Copy each line in the data that includes the word "heading".

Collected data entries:
------
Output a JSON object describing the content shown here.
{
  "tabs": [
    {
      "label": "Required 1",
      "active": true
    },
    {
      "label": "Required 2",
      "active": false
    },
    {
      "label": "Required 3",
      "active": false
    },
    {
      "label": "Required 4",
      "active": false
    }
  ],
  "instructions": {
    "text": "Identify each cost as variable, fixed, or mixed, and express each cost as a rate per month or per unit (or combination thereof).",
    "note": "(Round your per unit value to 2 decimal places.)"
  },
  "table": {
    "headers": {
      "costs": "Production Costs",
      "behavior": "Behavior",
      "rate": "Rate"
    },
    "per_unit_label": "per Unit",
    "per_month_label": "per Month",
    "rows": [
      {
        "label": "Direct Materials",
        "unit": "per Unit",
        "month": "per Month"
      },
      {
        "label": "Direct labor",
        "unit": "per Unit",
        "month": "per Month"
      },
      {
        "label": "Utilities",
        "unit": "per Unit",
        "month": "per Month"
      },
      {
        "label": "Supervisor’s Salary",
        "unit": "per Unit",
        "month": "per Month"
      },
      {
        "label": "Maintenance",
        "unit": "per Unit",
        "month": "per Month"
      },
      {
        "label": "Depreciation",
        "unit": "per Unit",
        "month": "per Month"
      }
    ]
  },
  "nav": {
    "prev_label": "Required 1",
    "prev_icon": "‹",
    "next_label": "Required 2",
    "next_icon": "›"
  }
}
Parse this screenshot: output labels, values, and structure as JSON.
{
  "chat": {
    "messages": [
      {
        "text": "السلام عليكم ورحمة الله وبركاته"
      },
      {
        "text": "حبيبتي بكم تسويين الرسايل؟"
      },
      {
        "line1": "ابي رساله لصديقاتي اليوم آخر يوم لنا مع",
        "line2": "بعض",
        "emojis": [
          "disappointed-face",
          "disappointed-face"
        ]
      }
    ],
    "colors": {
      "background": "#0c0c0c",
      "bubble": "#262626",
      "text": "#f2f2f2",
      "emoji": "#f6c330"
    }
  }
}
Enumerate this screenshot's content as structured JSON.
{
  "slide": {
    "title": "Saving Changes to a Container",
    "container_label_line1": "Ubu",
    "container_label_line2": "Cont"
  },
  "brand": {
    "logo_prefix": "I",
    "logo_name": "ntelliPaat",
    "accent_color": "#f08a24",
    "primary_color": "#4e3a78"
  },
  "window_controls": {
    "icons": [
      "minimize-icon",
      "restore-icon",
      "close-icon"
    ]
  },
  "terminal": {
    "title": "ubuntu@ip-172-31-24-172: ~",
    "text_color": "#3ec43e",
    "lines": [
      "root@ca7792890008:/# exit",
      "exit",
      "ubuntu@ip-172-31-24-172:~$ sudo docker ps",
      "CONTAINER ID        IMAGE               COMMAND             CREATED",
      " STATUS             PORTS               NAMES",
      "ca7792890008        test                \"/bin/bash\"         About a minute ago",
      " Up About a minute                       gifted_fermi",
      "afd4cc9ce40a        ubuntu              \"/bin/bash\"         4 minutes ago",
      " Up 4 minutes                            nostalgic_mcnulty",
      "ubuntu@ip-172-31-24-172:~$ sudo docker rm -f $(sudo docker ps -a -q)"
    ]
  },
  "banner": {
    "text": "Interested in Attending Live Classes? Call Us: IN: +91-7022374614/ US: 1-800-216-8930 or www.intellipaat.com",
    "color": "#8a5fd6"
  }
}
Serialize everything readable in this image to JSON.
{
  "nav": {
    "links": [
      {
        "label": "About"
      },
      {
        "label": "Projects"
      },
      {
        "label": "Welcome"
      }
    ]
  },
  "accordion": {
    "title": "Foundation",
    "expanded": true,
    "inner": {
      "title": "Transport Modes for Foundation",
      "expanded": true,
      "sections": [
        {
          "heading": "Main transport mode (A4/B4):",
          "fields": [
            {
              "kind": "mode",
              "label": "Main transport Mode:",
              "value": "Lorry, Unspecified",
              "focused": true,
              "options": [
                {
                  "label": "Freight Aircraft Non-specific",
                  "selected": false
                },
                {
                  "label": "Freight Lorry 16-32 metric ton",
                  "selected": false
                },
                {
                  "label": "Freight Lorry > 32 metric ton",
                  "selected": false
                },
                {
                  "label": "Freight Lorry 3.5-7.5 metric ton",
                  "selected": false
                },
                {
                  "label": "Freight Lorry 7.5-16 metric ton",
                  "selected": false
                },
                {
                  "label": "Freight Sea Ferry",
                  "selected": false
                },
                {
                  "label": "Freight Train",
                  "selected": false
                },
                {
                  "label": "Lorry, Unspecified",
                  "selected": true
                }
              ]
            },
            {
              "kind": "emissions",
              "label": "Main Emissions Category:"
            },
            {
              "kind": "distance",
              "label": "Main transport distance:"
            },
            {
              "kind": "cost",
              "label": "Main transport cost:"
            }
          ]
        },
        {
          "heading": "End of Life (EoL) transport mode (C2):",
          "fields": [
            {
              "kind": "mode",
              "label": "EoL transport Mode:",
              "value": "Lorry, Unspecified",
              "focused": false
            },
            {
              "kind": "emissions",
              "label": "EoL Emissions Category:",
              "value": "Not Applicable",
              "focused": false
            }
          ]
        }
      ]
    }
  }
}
------
- [Task output]:
          "heading": "Main transport mode (A4/B4):",
          "heading": "End of Life (EoL) transport mode (C2):",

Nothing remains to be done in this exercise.